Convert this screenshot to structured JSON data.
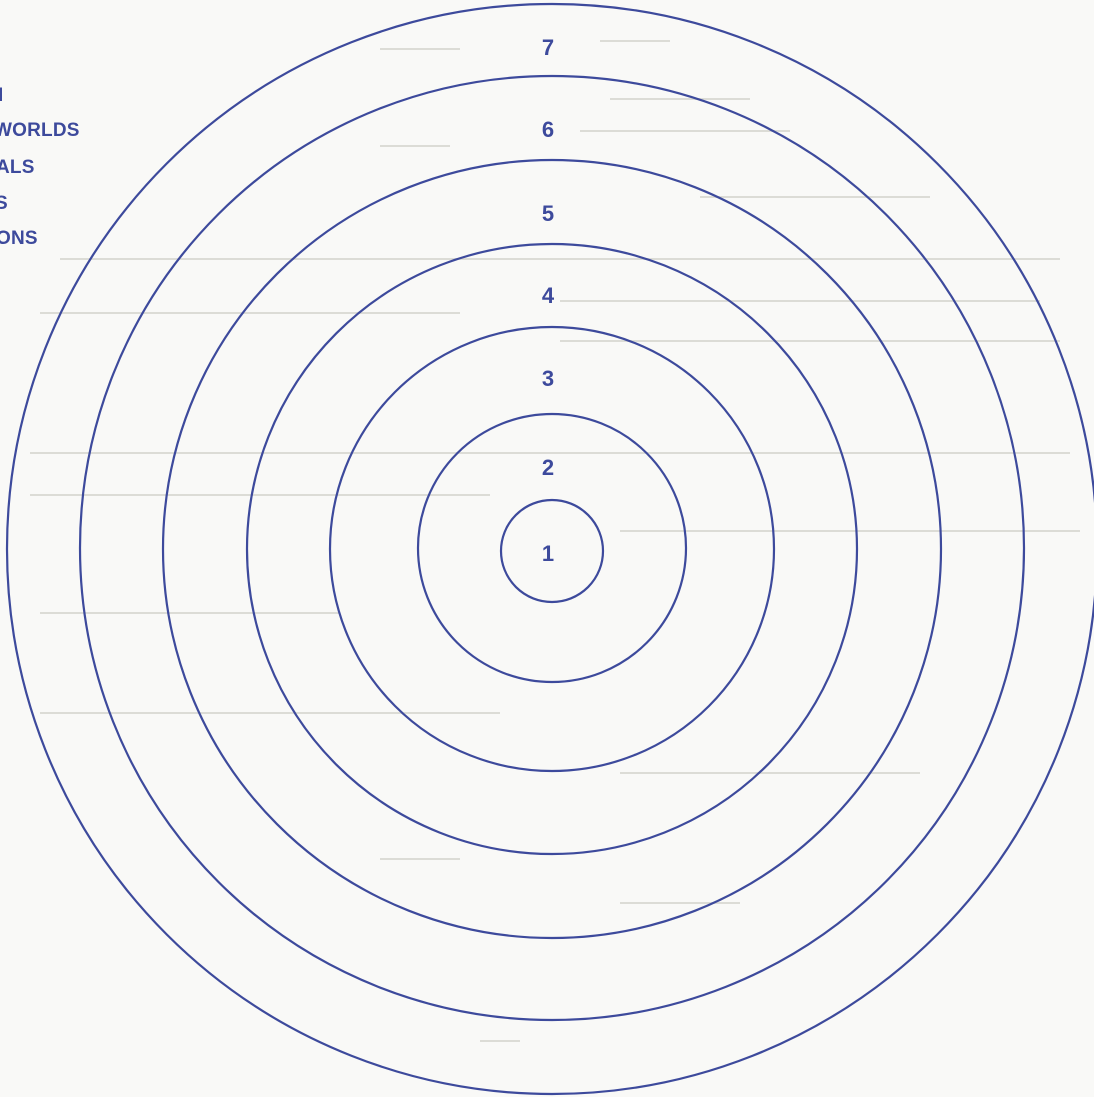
{
  "colors": {
    "ink": "#3d4a9c",
    "paper": "#f9f9f7",
    "bleed": "#dcdcd6"
  },
  "side_labels": [
    {
      "id": "l1",
      "text": "I"
    },
    {
      "id": "l2",
      "text": "WORLDS"
    },
    {
      "id": "l3",
      "text": "ALS"
    },
    {
      "id": "l4",
      "text": "S"
    },
    {
      "id": "l5",
      "text": "ONS"
    }
  ],
  "rings": [
    {
      "label": "1"
    },
    {
      "label": "2"
    },
    {
      "label": "3"
    },
    {
      "label": "4"
    },
    {
      "label": "5"
    },
    {
      "label": "6"
    },
    {
      "label": "7"
    }
  ]
}
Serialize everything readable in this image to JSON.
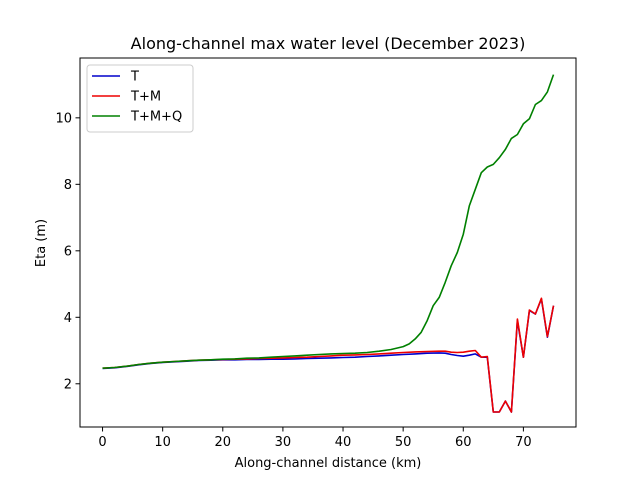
{
  "chart_data": {
    "type": "line",
    "title": "Along-channel max water level (December 2023)",
    "xlabel": "Along-channel distance (km)",
    "ylabel": "Eta (m)",
    "xlim": [
      -3.75,
      78.75
    ],
    "ylim": [
      0.7,
      11.8
    ],
    "xticks": [
      0,
      10,
      20,
      30,
      40,
      50,
      60,
      70
    ],
    "yticks": [
      2,
      4,
      6,
      8,
      10
    ],
    "grid": false,
    "legend_position": "top-left",
    "series": [
      {
        "name": "T",
        "color": "#0000cc",
        "x": [
          0,
          2,
          4,
          6,
          8,
          10,
          12,
          14,
          16,
          18,
          20,
          22,
          24,
          26,
          28,
          30,
          32,
          34,
          36,
          38,
          40,
          42,
          44,
          46,
          48,
          50,
          52,
          54,
          56,
          57,
          58,
          59,
          60,
          61,
          62,
          63,
          64,
          65,
          66,
          67,
          68,
          69,
          70,
          71,
          72,
          73,
          74,
          75
        ],
        "y": [
          2.46,
          2.48,
          2.52,
          2.57,
          2.61,
          2.64,
          2.66,
          2.68,
          2.7,
          2.71,
          2.72,
          2.72,
          2.73,
          2.73,
          2.74,
          2.74,
          2.75,
          2.76,
          2.77,
          2.78,
          2.79,
          2.8,
          2.82,
          2.84,
          2.86,
          2.88,
          2.9,
          2.92,
          2.93,
          2.92,
          2.88,
          2.85,
          2.83,
          2.86,
          2.9,
          2.8,
          2.8,
          1.15,
          1.15,
          1.48,
          1.15,
          3.9,
          2.8,
          4.2,
          4.1,
          4.55,
          3.4,
          4.35
        ]
      },
      {
        "name": "T+M",
        "color": "#ee0000",
        "x": [
          0,
          2,
          4,
          6,
          8,
          10,
          12,
          14,
          16,
          18,
          20,
          22,
          24,
          26,
          28,
          30,
          32,
          34,
          36,
          38,
          40,
          42,
          44,
          46,
          48,
          50,
          52,
          54,
          56,
          57,
          58,
          59,
          60,
          61,
          62,
          63,
          64,
          65,
          66,
          67,
          68,
          69,
          70,
          71,
          72,
          73,
          74,
          75
        ],
        "y": [
          2.47,
          2.49,
          2.53,
          2.58,
          2.62,
          2.65,
          2.67,
          2.69,
          2.71,
          2.72,
          2.73,
          2.74,
          2.75,
          2.76,
          2.77,
          2.78,
          2.79,
          2.8,
          2.82,
          2.84,
          2.86,
          2.87,
          2.88,
          2.9,
          2.92,
          2.94,
          2.96,
          2.97,
          2.98,
          2.98,
          2.95,
          2.94,
          2.95,
          2.98,
          3.0,
          2.8,
          2.82,
          1.15,
          1.15,
          1.48,
          1.15,
          3.95,
          2.8,
          4.22,
          4.1,
          4.57,
          3.42,
          4.35
        ]
      },
      {
        "name": "T+M+Q",
        "color": "#008000",
        "x": [
          0,
          2,
          4,
          6,
          8,
          10,
          12,
          14,
          16,
          18,
          20,
          22,
          24,
          26,
          28,
          30,
          32,
          34,
          36,
          38,
          40,
          42,
          44,
          46,
          48,
          50,
          51,
          52,
          53,
          54,
          55,
          56,
          57,
          58,
          59,
          60,
          61,
          62,
          63,
          64,
          65,
          66,
          67,
          68,
          69,
          70,
          71,
          72,
          73,
          74,
          75
        ],
        "y": [
          2.47,
          2.49,
          2.53,
          2.58,
          2.62,
          2.65,
          2.67,
          2.69,
          2.71,
          2.72,
          2.74,
          2.75,
          2.77,
          2.78,
          2.8,
          2.82,
          2.84,
          2.86,
          2.88,
          2.9,
          2.91,
          2.92,
          2.94,
          2.98,
          3.03,
          3.12,
          3.2,
          3.35,
          3.55,
          3.9,
          4.35,
          4.6,
          5.05,
          5.55,
          5.95,
          6.5,
          7.35,
          7.85,
          8.35,
          8.52,
          8.6,
          8.8,
          9.05,
          9.38,
          9.5,
          9.82,
          9.97,
          10.4,
          10.52,
          10.78,
          11.3
        ]
      }
    ]
  }
}
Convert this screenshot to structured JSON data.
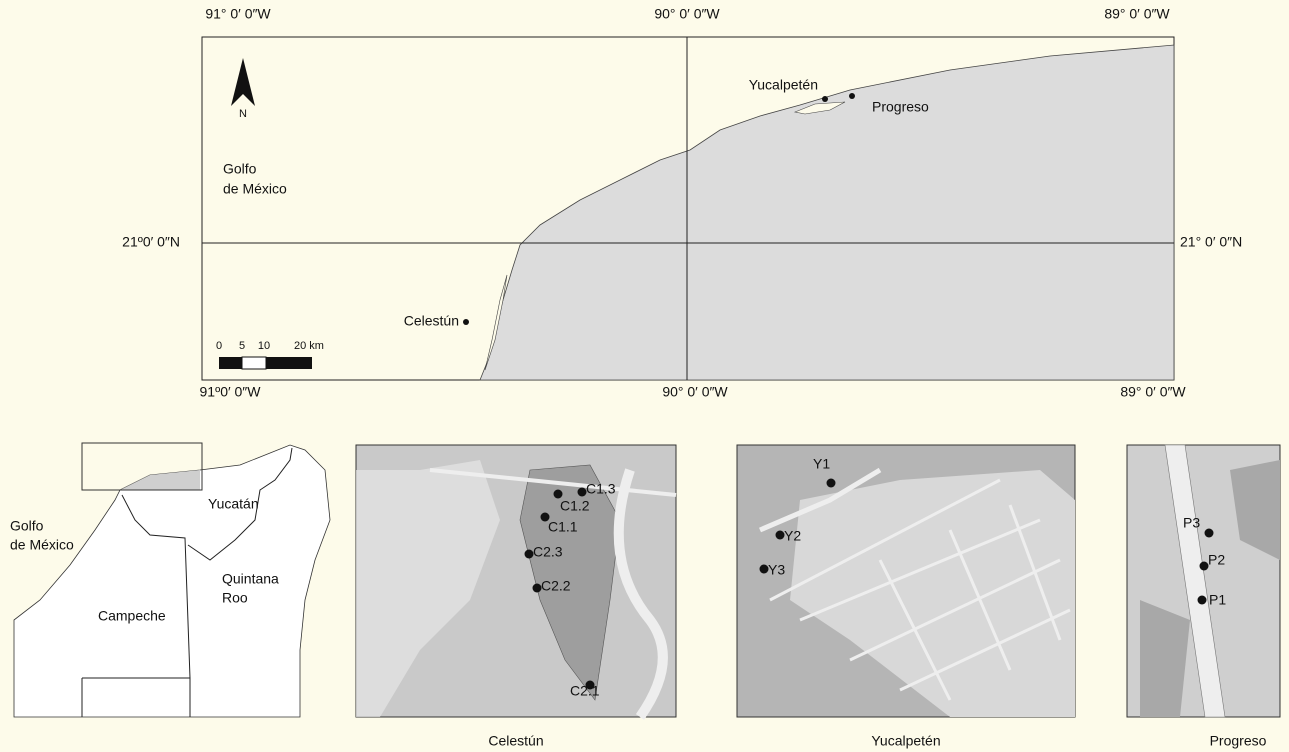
{
  "main_map": {
    "top_labels": [
      "91° 0′ 0″W",
      "90° 0′ 0″W",
      "89° 0′ 0″W"
    ],
    "bottom_labels": [
      "91º0′ 0″W",
      "90° 0′ 0″W",
      "89° 0′ 0″W"
    ],
    "left_label": "21º0′ 0″N",
    "right_label": "21° 0′ 0″N",
    "north": "N",
    "sea": [
      "Golfo",
      "de México"
    ],
    "places": [
      "Yucalpetén",
      "Progreso",
      "Celestún"
    ],
    "scale": [
      "0",
      "5",
      "10",
      "20 km"
    ]
  },
  "locator_map": {
    "labels": [
      "Golfo",
      "de México",
      "Yucatán",
      "Campeche",
      "Quintana",
      "Roo"
    ]
  },
  "insets": [
    {
      "caption": "Celestún",
      "points": [
        "C1.3",
        "C1.2",
        "C1.1",
        "C2.3",
        "C2.2",
        "C2.1"
      ]
    },
    {
      "caption": "Yucalpetén",
      "points": [
        "Y1",
        "Y2",
        "Y3"
      ]
    },
    {
      "caption": "Progreso",
      "points": [
        "P3",
        "P2",
        "P1"
      ]
    }
  ]
}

------------------------

Required work: Show every line in the records above that contains the word "caption".

Exercise solution:
      "caption": "Celestún",
      "caption": "Yucalpetén",
      "caption": "Progreso",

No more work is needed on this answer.